AIM OF THE EXERCISE: Each record below must be returned exactly as shown.

Items from a data source:
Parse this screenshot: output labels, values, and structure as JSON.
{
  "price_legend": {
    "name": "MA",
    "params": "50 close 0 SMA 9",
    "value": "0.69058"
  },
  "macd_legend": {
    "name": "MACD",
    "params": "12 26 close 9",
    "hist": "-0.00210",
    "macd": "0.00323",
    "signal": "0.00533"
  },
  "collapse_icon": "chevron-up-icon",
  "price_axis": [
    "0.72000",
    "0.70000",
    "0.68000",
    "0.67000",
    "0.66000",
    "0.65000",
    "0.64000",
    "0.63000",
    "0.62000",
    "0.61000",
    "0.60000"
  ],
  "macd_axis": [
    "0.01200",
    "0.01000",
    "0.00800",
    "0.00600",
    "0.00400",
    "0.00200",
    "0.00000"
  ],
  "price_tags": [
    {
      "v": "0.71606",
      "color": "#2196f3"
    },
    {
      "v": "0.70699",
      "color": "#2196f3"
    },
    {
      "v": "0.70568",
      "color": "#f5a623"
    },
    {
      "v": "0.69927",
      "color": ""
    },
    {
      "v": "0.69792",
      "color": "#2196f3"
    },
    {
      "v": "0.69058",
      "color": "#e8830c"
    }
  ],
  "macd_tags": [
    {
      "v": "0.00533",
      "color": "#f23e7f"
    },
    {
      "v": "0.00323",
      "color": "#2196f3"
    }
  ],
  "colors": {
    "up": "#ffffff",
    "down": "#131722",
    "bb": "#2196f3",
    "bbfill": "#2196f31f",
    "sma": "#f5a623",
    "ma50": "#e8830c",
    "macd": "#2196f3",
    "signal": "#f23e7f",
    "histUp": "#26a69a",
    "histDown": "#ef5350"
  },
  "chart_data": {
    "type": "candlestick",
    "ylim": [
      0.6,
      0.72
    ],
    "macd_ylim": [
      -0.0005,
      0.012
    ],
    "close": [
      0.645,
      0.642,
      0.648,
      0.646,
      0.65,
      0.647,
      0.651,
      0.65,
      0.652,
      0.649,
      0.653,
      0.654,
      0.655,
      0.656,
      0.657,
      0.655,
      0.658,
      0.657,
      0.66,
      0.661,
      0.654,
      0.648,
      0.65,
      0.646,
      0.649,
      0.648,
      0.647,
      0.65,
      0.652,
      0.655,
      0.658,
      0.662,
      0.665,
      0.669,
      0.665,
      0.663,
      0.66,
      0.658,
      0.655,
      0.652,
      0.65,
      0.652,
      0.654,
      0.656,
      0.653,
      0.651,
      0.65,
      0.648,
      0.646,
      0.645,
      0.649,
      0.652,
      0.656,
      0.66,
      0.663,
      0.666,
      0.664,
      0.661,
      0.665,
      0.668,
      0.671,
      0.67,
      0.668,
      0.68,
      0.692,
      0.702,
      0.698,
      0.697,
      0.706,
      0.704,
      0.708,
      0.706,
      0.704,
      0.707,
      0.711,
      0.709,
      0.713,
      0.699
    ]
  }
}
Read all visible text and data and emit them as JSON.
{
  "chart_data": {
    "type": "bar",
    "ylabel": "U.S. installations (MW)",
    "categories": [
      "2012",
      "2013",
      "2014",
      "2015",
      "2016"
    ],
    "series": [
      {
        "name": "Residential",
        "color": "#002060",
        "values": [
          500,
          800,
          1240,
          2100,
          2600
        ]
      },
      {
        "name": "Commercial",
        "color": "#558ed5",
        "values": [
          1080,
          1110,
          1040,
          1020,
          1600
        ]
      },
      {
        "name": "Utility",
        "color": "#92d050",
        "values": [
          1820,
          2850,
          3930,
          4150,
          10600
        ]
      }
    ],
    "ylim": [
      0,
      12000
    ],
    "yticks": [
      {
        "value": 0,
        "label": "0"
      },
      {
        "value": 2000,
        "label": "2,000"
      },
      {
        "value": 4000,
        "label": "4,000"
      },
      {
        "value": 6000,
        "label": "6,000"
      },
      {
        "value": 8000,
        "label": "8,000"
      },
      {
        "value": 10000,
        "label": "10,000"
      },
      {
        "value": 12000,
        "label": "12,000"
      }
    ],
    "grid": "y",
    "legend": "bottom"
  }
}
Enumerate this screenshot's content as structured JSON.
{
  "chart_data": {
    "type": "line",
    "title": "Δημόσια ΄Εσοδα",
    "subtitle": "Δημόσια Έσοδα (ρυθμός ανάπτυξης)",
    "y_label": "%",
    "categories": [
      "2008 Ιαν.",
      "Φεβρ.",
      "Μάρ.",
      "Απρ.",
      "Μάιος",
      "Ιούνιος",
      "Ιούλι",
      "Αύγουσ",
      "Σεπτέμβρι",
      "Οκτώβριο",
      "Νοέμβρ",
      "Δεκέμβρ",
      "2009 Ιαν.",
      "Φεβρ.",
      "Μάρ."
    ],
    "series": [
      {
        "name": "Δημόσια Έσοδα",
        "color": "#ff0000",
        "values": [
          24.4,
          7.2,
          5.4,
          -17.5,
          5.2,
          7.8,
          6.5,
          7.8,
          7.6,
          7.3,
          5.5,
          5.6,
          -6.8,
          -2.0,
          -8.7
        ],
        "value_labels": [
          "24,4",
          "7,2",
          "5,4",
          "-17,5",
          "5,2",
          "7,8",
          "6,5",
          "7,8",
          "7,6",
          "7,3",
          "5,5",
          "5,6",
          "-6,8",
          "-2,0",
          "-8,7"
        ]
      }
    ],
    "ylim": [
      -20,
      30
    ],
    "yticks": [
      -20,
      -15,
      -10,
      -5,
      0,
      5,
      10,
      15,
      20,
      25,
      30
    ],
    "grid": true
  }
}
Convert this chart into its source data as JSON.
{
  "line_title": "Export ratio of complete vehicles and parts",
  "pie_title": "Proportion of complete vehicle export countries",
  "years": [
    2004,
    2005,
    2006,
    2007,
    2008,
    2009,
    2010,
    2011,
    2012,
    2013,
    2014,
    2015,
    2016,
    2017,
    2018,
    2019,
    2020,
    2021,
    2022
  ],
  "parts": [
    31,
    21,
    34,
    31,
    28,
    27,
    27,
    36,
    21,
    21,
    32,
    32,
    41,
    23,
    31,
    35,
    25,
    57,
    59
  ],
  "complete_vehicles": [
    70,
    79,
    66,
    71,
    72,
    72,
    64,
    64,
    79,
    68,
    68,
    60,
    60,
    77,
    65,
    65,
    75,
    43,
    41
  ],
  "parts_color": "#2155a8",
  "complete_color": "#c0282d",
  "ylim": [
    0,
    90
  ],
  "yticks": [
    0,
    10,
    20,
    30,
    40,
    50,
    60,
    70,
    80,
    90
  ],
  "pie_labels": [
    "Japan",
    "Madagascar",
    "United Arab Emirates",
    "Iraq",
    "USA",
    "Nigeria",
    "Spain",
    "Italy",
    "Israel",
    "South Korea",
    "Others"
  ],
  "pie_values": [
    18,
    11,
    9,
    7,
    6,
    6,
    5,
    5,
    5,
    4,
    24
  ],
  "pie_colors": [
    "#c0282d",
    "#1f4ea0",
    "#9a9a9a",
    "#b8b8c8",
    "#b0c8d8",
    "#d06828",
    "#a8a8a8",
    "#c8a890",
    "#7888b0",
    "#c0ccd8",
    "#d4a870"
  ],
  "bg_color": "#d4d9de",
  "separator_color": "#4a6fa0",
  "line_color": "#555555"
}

OUTPUT:
Parse this screenshot: output labels, values, and structure as JSON.
{
  "price_legend": {
    "name": "MA",
    "params": "50 close 0 SMA 9",
    "value": "0.69058"
  },
  "macd_legend": {
    "name": "MACD",
    "params": "12 26 close 9",
    "hist": "-0.00210",
    "macd": "0.00323",
    "signal": "0.00533"
  },
  "collapse_icon": "chevron-up-icon",
  "price_axis": [
    "0.72000",
    "0.70000",
    "0.68000",
    "0.67000",
    "0.66000",
    "0.65000",
    "0.64000",
    "0.63000",
    "0.62000",
    "0.61000",
    "0.60000"
  ],
  "macd_axis": [
    "0.01200",
    "0.01000",
    "0.00800",
    "0.00600",
    "0.00400",
    "0.00200",
    "0.00000"
  ],
  "price_tags": [
    {
      "v": "0.71606",
      "color": "#2196f3"
    },
    {
      "v": "0.70699",
      "color": "#2196f3"
    },
    {
      "v": "0.70568",
      "color": "#f5a623"
    },
    {
      "v": "0.69927",
      "color": ""
    },
    {
      "v": "0.69792",
      "color": "#2196f3"
    },
    {
      "v": "0.69058",
      "color": "#e8830c"
    }
  ],
  "macd_tags": [
    {
      "v": "0.00533",
      "color": "#f23e7f"
    },
    {
      "v": "0.00323",
      "color": "#2196f3"
    }
  ],
  "colors": {
    "up": "#ffffff",
    "down": "#131722",
    "bb": "#2196f3",
    "bbfill": "#2196f31f",
    "sma": "#f5a623",
    "ma50": "#e8830c",
    "macd": "#2196f3",
    "signal": "#f23e7f",
    "histUp": "#26a69a",
    "histDown": "#ef5350"
  },
  "chart_data": {
    "type": "candlestick",
    "ylim": [
      0.6,
      0.72
    ],
    "macd_ylim": [
      -0.0005,
      0.012
    ],
    "close": [
      0.645,
      0.642,
      0.648,
      0.646,
      0.65,
      0.647,
      0.651,
      0.65,
      0.652,
      0.649,
      0.653,
      0.654,
      0.655,
      0.656,
      0.657,
      0.655,
      0.658,
      0.657,
      0.66,
      0.661,
      0.654,
      0.648,
      0.65,
      0.646,
      0.649,
      0.648,
      0.647,
      0.65,
      0.652,
      0.655,
      0.658,
      0.662,
      0.665,
      0.669,
      0.665,
      0.663,
      0.66,
      0.658,
      0.655,
      0.652,
      0.65,
      0.652,
      0.654,
      0.656,
      0.653,
      0.651,
      0.65,
      0.648,
      0.646,
      0.645,
      0.649,
      0.652,
      0.656,
      0.66,
      0.663,
      0.666,
      0.664,
      0.661,
      0.665,
      0.668,
      0.671,
      0.67,
      0.668,
      0.68,
      0.692,
      0.702,
      0.698,
      0.697,
      0.706,
      0.704,
      0.708,
      0.706,
      0.704,
      0.707,
      0.711,
      0.709,
      0.713,
      0.699
    ]
  }
}
Read all visible text and data and emit them as JSON.
{
  "chart_data": {
    "type": "bar",
    "ylabel": "U.S. installations (MW)",
    "categories": [
      "2012",
      "2013",
      "2014",
      "2015",
      "2016"
    ],
    "series": [
      {
        "name": "Residential",
        "color": "#002060",
        "values": [
          500,
          800,
          1240,
          2100,
          2600
        ]
      },
      {
        "name": "Commercial",
        "color": "#558ed5",
        "values": [
          1080,
          1110,
          1040,
          1020,
          1600
        ]
      },
      {
        "name": "Utility",
        "color": "#92d050",
        "values": [
          1820,
          2850,
          3930,
          4150,
          10600
        ]
      }
    ],
    "ylim": [
      0,
      12000
    ],
    "yticks": [
      {
        "value": 0,
        "label": "0"
      },
      {
        "value": 2000,
        "label": "2,000"
      },
      {
        "value": 4000,
        "label": "4,000"
      },
      {
        "value": 6000,
        "label": "6,000"
      },
      {
        "value": 8000,
        "label": "8,000"
      },
      {
        "value": 10000,
        "label": "10,000"
      },
      {
        "value": 12000,
        "label": "12,000"
      }
    ],
    "grid": "y",
    "legend": "bottom"
  }
}
Enumerate this screenshot's content as structured JSON.
{
  "chart_data": {
    "type": "line",
    "title": "Δημόσια ΄Εσοδα",
    "subtitle": "Δημόσια Έσοδα (ρυθμός ανάπτυξης)",
    "y_label": "%",
    "categories": [
      "2008 Ιαν.",
      "Φεβρ.",
      "Μάρ.",
      "Απρ.",
      "Μάιος",
      "Ιούνιος",
      "Ιούλι",
      "Αύγουσ",
      "Σεπτέμβρι",
      "Οκτώβριο",
      "Νοέμβρ",
      "Δεκέμβρ",
      "2009 Ιαν.",
      "Φεβρ.",
      "Μάρ."
    ],
    "series": [
      {
        "name": "Δημόσια Έσοδα",
        "color": "#ff0000",
        "values": [
          24.4,
          7.2,
          5.4,
          -17.5,
          5.2,
          7.8,
          6.5,
          7.8,
          7.6,
          7.3,
          5.5,
          5.6,
          -6.8,
          -2.0,
          -8.7
        ],
        "value_labels": [
          "24,4",
          "7,2",
          "5,4",
          "-17,5",
          "5,2",
          "7,8",
          "6,5",
          "7,8",
          "7,6",
          "7,3",
          "5,5",
          "5,6",
          "-6,8",
          "-2,0",
          "-8,7"
        ]
      }
    ],
    "ylim": [
      -20,
      30
    ],
    "yticks": [
      -20,
      -15,
      -10,
      -5,
      0,
      5,
      10,
      15,
      20,
      25,
      30
    ],
    "grid": true
  }
}
Convert this chart into its source data as JSON.
{
  "line_title": "Export ratio of complete vehicles and parts",
  "pie_title": "Proportion of complete vehicle export countries",
  "years": [
    2004,
    2005,
    2006,
    2007,
    2008,
    2009,
    2010,
    2011,
    2012,
    2013,
    2014,
    2015,
    2016,
    2017,
    2018,
    2019,
    2020,
    2021,
    2022
  ],
  "parts": [
    31,
    21,
    34,
    31,
    28,
    27,
    27,
    36,
    21,
    21,
    32,
    32,
    41,
    23,
    31,
    35,
    25,
    57,
    59
  ],
  "complete_vehicles": [
    70,
    79,
    66,
    71,
    72,
    72,
    64,
    64,
    79,
    68,
    68,
    60,
    60,
    77,
    65,
    65,
    75,
    43,
    41
  ],
  "parts_color": "#2155a8",
  "complete_color": "#c0282d",
  "ylim": [
    0,
    90
  ],
  "yticks": [
    0,
    10,
    20,
    30,
    40,
    50,
    60,
    70,
    80,
    90
  ],
  "pie_labels": [
    "Japan",
    "Madagascar",
    "United Arab Emirates",
    "Iraq",
    "USA",
    "Nigeria",
    "Spain",
    "Italy",
    "Israel",
    "South Korea",
    "Others"
  ],
  "pie_values": [
    18,
    11,
    9,
    7,
    6,
    6,
    5,
    5,
    5,
    4,
    24
  ],
  "pie_colors": [
    "#c0282d",
    "#1f4ea0",
    "#9a9a9a",
    "#b8b8c8",
    "#b0c8d8",
    "#d06828",
    "#a8a8a8",
    "#c8a890",
    "#7888b0",
    "#c0ccd8",
    "#d4a870"
  ],
  "bg_color": "#d4d9de",
  "separator_color": "#4a6fa0",
  "line_color": "#555555"
}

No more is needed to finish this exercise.